Task brief. Collect all lines below with the string "Restoring".

↓

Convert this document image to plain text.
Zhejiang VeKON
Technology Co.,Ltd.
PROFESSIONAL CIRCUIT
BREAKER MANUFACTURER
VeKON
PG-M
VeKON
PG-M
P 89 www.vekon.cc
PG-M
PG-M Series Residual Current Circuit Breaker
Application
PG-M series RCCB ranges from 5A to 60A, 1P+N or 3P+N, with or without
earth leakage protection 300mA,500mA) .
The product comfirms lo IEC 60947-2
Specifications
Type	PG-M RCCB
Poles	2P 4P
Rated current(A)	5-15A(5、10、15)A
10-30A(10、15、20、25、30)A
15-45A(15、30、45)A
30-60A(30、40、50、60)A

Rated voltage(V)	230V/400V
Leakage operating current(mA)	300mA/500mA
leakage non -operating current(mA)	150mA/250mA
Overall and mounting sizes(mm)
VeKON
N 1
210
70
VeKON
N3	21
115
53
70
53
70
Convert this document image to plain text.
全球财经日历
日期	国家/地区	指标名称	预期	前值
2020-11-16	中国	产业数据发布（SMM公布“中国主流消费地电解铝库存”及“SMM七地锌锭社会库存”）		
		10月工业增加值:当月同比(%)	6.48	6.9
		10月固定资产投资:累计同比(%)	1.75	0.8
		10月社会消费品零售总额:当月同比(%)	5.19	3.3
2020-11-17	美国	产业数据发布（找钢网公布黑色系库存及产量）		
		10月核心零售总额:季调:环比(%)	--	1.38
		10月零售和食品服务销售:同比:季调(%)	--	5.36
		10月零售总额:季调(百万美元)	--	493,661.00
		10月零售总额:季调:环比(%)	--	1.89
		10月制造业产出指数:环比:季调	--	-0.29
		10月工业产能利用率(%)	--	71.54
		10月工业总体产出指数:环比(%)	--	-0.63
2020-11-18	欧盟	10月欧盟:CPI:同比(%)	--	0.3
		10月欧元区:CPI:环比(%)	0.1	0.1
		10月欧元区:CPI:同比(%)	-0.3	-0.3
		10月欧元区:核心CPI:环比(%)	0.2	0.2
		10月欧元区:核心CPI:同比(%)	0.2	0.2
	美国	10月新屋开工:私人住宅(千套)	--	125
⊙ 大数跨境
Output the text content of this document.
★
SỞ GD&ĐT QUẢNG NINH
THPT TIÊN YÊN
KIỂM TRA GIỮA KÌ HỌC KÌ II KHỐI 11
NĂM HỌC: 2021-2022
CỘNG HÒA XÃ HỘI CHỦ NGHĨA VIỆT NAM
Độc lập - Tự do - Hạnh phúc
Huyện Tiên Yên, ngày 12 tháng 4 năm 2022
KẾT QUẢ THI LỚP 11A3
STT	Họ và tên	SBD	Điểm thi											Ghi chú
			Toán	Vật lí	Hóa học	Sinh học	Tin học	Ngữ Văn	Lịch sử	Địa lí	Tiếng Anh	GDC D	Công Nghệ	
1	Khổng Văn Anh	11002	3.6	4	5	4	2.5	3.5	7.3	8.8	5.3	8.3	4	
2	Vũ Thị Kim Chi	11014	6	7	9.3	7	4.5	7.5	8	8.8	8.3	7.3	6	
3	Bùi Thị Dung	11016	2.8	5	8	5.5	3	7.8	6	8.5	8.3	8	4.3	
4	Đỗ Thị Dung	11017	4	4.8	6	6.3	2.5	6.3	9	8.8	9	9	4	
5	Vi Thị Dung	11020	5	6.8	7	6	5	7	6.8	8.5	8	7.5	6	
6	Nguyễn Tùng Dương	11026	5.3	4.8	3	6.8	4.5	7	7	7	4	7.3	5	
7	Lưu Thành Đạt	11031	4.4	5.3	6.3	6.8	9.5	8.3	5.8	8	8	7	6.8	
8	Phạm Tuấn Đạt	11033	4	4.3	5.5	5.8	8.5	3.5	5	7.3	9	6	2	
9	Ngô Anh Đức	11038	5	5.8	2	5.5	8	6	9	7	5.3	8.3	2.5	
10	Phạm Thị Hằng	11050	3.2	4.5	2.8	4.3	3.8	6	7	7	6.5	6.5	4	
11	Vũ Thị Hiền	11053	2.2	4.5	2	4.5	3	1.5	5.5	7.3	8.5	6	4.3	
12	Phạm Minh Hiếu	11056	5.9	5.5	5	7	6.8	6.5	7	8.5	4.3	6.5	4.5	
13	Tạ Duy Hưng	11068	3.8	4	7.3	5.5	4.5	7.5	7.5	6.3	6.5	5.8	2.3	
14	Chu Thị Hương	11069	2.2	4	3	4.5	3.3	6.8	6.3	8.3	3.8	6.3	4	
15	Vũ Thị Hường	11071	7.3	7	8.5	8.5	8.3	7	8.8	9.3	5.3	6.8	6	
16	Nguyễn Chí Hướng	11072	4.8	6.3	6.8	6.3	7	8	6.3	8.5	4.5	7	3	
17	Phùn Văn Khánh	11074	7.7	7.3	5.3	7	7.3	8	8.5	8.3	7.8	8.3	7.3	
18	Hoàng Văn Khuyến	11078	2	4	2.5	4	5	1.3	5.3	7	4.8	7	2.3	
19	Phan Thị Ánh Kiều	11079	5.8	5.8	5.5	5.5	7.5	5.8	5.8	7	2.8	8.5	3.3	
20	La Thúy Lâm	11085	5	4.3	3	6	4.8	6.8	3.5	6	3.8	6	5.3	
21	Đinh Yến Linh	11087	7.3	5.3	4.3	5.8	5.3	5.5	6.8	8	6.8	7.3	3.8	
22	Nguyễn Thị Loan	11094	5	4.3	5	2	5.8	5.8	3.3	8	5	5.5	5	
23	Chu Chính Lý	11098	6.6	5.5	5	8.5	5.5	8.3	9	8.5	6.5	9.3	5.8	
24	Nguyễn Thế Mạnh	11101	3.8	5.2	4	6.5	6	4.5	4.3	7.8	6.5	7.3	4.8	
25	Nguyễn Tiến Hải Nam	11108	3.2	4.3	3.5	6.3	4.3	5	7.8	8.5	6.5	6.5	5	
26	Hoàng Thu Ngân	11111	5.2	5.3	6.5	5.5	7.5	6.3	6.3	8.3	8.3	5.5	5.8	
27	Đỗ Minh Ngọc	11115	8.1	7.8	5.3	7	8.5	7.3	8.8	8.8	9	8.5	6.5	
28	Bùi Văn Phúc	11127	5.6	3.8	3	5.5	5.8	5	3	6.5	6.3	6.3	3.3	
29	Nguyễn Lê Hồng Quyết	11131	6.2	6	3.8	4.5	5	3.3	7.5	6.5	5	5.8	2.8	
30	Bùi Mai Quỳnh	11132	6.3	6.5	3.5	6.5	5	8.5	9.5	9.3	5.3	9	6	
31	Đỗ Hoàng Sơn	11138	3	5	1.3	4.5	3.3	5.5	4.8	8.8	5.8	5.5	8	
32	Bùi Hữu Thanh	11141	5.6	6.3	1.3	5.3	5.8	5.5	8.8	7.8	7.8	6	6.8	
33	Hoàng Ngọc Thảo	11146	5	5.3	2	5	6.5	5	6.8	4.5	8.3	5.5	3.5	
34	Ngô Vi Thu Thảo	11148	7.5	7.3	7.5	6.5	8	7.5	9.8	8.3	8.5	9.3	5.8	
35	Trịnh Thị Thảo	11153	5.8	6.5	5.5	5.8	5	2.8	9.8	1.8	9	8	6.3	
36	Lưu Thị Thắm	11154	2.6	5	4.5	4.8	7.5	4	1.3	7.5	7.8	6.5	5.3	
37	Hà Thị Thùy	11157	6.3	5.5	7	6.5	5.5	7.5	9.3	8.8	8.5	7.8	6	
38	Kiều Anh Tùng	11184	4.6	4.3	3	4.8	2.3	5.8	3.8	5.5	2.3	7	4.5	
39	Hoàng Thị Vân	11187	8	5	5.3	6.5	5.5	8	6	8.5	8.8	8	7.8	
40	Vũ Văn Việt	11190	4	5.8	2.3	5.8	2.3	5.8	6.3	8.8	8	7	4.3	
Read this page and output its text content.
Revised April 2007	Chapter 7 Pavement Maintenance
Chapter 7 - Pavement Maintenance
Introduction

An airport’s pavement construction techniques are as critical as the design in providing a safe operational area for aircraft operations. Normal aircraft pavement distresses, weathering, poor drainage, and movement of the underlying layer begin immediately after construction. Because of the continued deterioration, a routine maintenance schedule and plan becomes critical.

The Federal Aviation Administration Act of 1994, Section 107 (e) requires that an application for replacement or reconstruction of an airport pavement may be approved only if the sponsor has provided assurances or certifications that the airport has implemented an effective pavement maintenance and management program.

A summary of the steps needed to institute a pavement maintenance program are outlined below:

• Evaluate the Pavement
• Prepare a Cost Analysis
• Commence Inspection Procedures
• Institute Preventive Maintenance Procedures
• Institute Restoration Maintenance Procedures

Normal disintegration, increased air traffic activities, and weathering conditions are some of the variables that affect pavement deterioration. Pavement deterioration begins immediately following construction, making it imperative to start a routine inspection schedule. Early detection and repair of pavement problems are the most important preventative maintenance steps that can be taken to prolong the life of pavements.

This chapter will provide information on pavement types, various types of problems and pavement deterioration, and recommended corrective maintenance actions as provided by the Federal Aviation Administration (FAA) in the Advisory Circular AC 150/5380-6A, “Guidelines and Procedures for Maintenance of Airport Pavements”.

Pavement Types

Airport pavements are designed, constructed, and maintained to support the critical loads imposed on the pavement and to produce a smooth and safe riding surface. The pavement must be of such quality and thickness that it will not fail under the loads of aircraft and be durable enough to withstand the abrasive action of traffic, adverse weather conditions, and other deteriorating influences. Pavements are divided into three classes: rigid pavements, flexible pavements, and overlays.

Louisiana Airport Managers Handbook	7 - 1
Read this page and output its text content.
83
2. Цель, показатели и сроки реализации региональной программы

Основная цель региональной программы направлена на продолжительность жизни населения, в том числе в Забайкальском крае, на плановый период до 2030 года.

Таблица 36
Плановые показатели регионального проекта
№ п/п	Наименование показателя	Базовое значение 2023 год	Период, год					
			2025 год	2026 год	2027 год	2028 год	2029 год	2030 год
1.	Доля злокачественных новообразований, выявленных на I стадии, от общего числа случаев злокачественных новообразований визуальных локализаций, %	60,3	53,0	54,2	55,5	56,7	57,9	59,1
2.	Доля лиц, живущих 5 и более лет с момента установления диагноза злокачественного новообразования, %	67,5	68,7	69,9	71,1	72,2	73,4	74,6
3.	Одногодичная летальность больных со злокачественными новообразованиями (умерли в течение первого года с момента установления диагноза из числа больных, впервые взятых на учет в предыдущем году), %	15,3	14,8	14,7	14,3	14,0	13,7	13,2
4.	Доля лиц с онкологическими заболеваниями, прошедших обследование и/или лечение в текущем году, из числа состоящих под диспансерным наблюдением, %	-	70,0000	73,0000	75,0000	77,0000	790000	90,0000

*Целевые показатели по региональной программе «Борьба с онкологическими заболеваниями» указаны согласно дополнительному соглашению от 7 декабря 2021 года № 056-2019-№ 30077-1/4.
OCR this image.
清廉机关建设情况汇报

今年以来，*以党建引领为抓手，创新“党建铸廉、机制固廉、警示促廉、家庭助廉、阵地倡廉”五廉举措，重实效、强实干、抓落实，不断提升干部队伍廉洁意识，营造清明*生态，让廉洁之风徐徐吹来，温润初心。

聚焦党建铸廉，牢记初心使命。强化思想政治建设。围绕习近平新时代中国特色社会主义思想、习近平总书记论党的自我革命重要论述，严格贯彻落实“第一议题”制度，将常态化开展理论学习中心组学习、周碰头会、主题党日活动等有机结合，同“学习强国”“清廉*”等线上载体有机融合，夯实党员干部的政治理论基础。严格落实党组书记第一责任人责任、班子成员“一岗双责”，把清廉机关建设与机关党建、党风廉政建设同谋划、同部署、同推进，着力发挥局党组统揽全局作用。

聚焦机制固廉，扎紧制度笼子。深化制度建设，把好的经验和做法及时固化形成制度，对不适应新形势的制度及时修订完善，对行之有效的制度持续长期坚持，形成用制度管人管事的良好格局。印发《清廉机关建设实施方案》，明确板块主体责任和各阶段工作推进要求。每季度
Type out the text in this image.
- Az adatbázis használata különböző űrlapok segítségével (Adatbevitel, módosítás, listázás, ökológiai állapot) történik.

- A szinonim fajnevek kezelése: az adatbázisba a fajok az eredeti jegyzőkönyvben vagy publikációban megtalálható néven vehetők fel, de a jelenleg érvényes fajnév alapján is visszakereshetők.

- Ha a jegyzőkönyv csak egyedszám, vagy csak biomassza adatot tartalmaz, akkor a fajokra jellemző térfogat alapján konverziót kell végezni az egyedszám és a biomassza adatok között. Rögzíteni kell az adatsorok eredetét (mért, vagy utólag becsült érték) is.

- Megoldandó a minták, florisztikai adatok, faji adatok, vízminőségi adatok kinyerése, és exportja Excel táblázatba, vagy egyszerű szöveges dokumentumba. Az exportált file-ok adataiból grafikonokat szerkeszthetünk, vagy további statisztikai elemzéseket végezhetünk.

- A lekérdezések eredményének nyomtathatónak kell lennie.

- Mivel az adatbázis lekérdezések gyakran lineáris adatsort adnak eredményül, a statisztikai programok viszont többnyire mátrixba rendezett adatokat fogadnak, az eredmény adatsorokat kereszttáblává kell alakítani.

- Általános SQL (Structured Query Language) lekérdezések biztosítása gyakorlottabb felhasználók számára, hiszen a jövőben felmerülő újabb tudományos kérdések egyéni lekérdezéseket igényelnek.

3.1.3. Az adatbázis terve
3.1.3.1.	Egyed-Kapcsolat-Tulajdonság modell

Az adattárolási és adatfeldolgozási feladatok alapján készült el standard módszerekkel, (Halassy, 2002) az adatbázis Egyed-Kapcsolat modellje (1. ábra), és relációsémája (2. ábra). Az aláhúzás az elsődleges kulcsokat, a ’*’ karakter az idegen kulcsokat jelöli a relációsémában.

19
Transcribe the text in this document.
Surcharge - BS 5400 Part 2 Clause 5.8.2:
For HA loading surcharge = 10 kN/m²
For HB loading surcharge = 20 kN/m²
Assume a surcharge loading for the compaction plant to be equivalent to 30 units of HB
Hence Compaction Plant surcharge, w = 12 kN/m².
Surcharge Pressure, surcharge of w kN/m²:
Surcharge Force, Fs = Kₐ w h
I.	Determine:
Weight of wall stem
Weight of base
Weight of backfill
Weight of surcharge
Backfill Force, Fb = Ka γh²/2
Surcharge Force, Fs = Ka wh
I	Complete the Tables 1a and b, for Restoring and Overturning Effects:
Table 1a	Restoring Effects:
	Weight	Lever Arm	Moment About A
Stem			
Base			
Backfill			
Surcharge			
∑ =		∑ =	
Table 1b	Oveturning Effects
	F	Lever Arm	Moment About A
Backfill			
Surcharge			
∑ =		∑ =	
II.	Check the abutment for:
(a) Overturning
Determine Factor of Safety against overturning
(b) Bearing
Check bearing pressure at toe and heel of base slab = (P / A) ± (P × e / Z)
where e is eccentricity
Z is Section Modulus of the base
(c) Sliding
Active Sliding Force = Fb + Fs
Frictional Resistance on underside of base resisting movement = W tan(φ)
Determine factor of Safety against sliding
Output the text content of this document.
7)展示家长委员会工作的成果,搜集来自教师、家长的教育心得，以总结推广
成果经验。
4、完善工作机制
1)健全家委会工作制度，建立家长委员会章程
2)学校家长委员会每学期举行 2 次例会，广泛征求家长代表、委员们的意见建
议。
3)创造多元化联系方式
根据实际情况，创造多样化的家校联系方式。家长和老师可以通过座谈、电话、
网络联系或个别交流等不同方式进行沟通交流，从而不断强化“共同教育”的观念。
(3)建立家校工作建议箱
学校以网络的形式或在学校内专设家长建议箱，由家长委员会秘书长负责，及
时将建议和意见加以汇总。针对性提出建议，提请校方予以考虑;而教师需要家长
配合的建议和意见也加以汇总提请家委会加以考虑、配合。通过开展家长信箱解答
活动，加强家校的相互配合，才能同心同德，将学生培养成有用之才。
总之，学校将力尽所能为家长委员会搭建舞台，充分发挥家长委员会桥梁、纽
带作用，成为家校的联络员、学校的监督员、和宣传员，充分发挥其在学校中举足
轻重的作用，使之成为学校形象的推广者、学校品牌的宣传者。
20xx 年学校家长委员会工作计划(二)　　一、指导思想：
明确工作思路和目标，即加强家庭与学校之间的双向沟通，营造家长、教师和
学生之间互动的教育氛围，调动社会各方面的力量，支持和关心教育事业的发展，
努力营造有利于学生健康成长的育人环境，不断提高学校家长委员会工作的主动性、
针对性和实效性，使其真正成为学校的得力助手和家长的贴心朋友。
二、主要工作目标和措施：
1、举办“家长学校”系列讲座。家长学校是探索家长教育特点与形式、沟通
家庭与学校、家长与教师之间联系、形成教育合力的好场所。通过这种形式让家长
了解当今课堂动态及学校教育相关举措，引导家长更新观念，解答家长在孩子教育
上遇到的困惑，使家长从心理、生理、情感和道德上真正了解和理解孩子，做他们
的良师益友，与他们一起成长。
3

↑

Solution for this problem.
I	Complete the Tables 1a and b, for Restoring and Overturning Effects:
Table 1a	Restoring Effects:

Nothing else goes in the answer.